**Task details**
Copy out the complete listing, word for word.

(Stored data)
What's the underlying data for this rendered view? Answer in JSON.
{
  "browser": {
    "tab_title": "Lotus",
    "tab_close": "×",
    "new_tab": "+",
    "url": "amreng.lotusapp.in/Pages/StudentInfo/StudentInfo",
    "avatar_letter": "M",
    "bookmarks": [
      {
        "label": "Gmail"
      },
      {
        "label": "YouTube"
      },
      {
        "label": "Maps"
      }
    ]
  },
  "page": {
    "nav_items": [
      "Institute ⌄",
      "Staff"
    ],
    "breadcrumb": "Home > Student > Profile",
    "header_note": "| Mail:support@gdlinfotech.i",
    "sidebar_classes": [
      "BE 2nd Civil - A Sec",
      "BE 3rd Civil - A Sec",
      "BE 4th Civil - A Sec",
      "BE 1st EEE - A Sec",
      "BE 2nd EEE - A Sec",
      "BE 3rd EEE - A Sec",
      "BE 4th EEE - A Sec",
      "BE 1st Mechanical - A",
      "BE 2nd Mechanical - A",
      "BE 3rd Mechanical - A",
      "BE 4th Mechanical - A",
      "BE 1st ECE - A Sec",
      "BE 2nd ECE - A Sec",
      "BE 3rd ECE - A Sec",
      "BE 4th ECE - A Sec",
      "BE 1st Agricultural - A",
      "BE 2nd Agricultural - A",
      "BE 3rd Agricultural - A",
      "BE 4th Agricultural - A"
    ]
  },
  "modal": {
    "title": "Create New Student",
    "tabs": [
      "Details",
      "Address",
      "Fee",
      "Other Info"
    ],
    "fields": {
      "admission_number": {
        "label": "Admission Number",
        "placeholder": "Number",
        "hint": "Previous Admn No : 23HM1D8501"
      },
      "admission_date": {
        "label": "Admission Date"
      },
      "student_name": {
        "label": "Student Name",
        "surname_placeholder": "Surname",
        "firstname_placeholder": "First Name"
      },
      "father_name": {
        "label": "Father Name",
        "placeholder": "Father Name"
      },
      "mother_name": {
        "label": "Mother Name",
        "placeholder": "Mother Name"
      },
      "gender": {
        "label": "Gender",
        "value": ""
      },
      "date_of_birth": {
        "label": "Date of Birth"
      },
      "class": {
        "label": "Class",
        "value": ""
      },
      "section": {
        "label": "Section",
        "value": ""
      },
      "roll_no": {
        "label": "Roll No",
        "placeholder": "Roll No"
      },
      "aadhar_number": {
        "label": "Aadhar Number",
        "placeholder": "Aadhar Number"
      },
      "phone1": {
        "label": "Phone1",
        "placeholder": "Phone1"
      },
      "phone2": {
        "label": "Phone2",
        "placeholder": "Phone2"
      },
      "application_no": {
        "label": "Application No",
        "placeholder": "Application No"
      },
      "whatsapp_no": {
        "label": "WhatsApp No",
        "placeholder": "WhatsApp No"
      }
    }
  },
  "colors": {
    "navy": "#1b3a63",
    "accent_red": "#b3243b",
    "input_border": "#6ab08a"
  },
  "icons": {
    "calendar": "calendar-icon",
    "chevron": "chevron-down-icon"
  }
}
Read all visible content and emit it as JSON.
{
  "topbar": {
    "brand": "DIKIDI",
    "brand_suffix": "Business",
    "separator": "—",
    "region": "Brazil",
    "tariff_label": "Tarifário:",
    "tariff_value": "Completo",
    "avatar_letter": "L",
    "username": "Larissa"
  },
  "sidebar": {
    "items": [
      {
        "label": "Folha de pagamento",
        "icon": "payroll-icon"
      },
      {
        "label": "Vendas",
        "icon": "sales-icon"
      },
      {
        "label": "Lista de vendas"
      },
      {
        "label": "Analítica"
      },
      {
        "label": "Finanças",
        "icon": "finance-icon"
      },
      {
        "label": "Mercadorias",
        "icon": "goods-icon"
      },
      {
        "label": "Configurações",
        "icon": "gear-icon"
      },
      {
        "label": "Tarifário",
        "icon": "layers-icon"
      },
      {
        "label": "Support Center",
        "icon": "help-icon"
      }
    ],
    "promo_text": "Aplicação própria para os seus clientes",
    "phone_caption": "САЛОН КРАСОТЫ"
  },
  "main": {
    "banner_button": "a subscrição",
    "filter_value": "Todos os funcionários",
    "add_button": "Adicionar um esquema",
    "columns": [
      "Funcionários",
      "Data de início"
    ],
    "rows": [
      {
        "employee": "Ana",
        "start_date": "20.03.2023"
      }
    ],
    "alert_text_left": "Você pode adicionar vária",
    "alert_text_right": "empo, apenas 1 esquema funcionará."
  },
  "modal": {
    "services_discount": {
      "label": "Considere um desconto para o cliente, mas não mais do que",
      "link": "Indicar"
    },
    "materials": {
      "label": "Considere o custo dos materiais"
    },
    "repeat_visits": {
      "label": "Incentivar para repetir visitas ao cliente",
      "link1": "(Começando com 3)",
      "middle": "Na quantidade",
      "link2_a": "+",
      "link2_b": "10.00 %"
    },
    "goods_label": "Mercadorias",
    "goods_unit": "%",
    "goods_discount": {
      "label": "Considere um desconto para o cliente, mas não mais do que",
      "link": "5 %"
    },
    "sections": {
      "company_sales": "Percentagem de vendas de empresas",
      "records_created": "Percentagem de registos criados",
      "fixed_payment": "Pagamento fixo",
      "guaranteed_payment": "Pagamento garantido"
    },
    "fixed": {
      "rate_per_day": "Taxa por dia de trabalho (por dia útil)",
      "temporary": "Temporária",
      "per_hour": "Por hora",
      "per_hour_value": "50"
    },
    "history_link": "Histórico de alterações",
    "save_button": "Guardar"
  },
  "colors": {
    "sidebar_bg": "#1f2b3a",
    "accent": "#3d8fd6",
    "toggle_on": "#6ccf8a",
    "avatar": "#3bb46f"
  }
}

**Task answer**
What's the underlying data for this rendered view? Answer in JSON.
{
  "browser": {
    "tab_title": "Lotus",
    "tab_close": "×",
    "new_tab": "+",
    "url": "amreng.lotusapp.in/Pages/StudentInfo/StudentInfo",
    "avatar_letter": "M",
    "bookmarks": [
      {
        "label": "Gmail"
      },
      {
        "label": "YouTube"
      },
      {
        "label": "Maps"
      }
    ]
  },
  "page": {
    "nav_items": [
      "Institute ⌄",
      "Staff"
    ],
    "breadcrumb": "Home > Student > Profile",
    "header_note": "| Mail:support@gdlinfotech.i",
    "sidebar_classes": [
      "BE 2nd Civil - A Sec",
      "BE 3rd Civil - A Sec",
      "BE 4th Civil - A Sec",
      "BE 1st EEE - A Sec",
      "BE 2nd EEE - A Sec",
      "BE 3rd EEE - A Sec",
      "BE 4th EEE - A Sec",
      "BE 1st Mechanical - A",
      "BE 2nd Mechanical - A",
      "BE 3rd Mechanical - A",
      "BE 4th Mechanical - A",
      "BE 1st ECE - A Sec",
      "BE 2nd ECE - A Sec",
      "BE 3rd ECE - A Sec",
      "BE 4th ECE - A Sec",
      "BE 1st Agricultural - A",
      "BE 2nd Agricultural - A",
      "BE 3rd Agricultural - A",
      "BE 4th Agricultural - A"
    ]
  },
  "modal": {
    "title": "Create New Student",
    "tabs": [
      "Details",
      "Address",
      "Fee",
      "Other Info"
    ],
    "fields": {
      "admission_number": {
        "label": "Admission Number",
        "placeholder": "Number",
        "hint": "Previous Admn No : 23HM1D8501"
      },
      "admission_date": {
        "label": "Admission Date"
      },
      "student_name": {
        "label": "Student Name",
        "surname_placeholder": "Surname",
        "firstname_placeholder": "First Name"
      },
      "father_name": {
        "label": "Father Name",
        "placeholder": "Father Name"
      },
      "mother_name": {
        "label": "Mother Name",
        "placeholder": "Mother Name"
      },
      "gender": {
        "label": "Gender",
        "value": ""
      },
      "date_of_birth": {
        "label": "Date of Birth"
      },
      "class": {
        "label": "Class",
        "value": ""
      },
      "section": {
        "label": "Section",
        "value": ""
      },
      "roll_no": {
        "label": "Roll No",
        "placeholder": "Roll No"
      },
      "aadhar_number": {
        "label": "Aadhar Number",
        "placeholder": "Aadhar Number"
      },
      "phone1": {
        "label": "Phone1",
        "placeholder": "Phone1"
      },
      "phone2": {
        "label": "Phone2",
        "placeholder": "Phone2"
      },
      "application_no": {
        "label": "Application No",
        "placeholder": "Application No"
      },
      "whatsapp_no": {
        "label": "WhatsApp No",
        "placeholder": "WhatsApp No"
      }
    }
  },
  "colors": {
    "navy": "#1b3a63",
    "accent_red": "#b3243b",
    "input_border": "#6ab08a"
  },
  "icons": {
    "calendar": "calendar-icon",
    "chevron": "chevron-down-icon"
  }
}
Read all visible content and emit it as JSON.
{
  "topbar": {
    "brand": "DIKIDI",
    "brand_suffix": "Business",
    "separator": "—",
    "region": "Brazil",
    "tariff_label": "Tarifário:",
    "tariff_value": "Completo",
    "avatar_letter": "L",
    "username": "Larissa"
  },
  "sidebar": {
    "items": [
      {
        "label": "Folha de pagamento",
        "icon": "payroll-icon"
      },
      {
        "label": "Vendas",
        "icon": "sales-icon"
      },
      {
        "label": "Lista de vendas"
      },
      {
        "label": "Analítica"
      },
      {
        "label": "Finanças",
        "icon": "finance-icon"
      },
      {
        "label": "Mercadorias",
        "icon": "goods-icon"
      },
      {
        "label": "Configurações",
        "icon": "gear-icon"
      },
      {
        "label": "Tarifário",
        "icon": "layers-icon"
      },
      {
        "label": "Support Center",
        "icon": "help-icon"
      }
    ],
    "promo_text": "Aplicação própria para os seus clientes",
    "phone_caption": "САЛОН КРАСОТЫ"
  },
  "main": {
    "banner_button": "a subscrição",
    "filter_value": "Todos os funcionários",
    "add_button": "Adicionar um esquema",
    "columns": [
      "Funcionários",
      "Data de início"
    ],
    "rows": [
      {
        "employee": "Ana",
        "start_date": "20.03.2023"
      }
    ],
    "alert_text_left": "Você pode adicionar vária",
    "alert_text_right": "empo, apenas 1 esquema funcionará."
  },
  "modal": {
    "services_discount": {
      "label": "Considere um desconto para o cliente, mas não mais do que",
      "link": "Indicar"
    },
    "materials": {
      "label": "Considere o custo dos materiais"
    },
    "repeat_visits": {
      "label": "Incentivar para repetir visitas ao cliente",
      "link1": "(Começando com 3)",
      "middle": "Na quantidade",
      "link2_a": "+",
      "link2_b": "10.00 %"
    },
    "goods_label": "Mercadorias",
    "goods_unit": "%",
    "goods_discount": {
      "label": "Considere um desconto para o cliente, mas não mais do que",
      "link": "5 %"
    },
    "sections": {
      "company_sales": "Percentagem de vendas de empresas",
      "records_created": "Percentagem de registos criados",
      "fixed_payment": "Pagamento fixo",
      "guaranteed_payment": "Pagamento garantido"
    },
    "fixed": {
      "rate_per_day": "Taxa por dia de trabalho (por dia útil)",
      "temporary": "Temporária",
      "per_hour": "Por hora",
      "per_hour_value": "50"
    },
    "history_link": "Histórico de alterações",
    "save_button": "Guardar"
  },
  "colors": {
    "sidebar_bg": "#1f2b3a",
    "accent": "#3d8fd6",
    "toggle_on": "#6ccf8a",
    "avatar": "#3bb46f"
  }
}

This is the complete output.